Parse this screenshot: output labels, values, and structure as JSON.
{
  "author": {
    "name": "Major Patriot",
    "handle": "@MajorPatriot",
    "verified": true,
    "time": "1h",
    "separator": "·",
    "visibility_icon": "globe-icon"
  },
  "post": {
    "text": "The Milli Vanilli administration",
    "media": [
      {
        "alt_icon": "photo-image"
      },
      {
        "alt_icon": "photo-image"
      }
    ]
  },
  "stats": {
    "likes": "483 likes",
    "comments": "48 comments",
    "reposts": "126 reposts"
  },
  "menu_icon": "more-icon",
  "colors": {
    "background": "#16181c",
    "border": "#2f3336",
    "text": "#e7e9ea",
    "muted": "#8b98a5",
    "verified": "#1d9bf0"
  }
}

REQUIRED WORK: Return each line of the data that contains the string "text".

OUTPUT BELOW:
    "text": "The Milli Vanilli administration",
    "text": "#e7e9ea",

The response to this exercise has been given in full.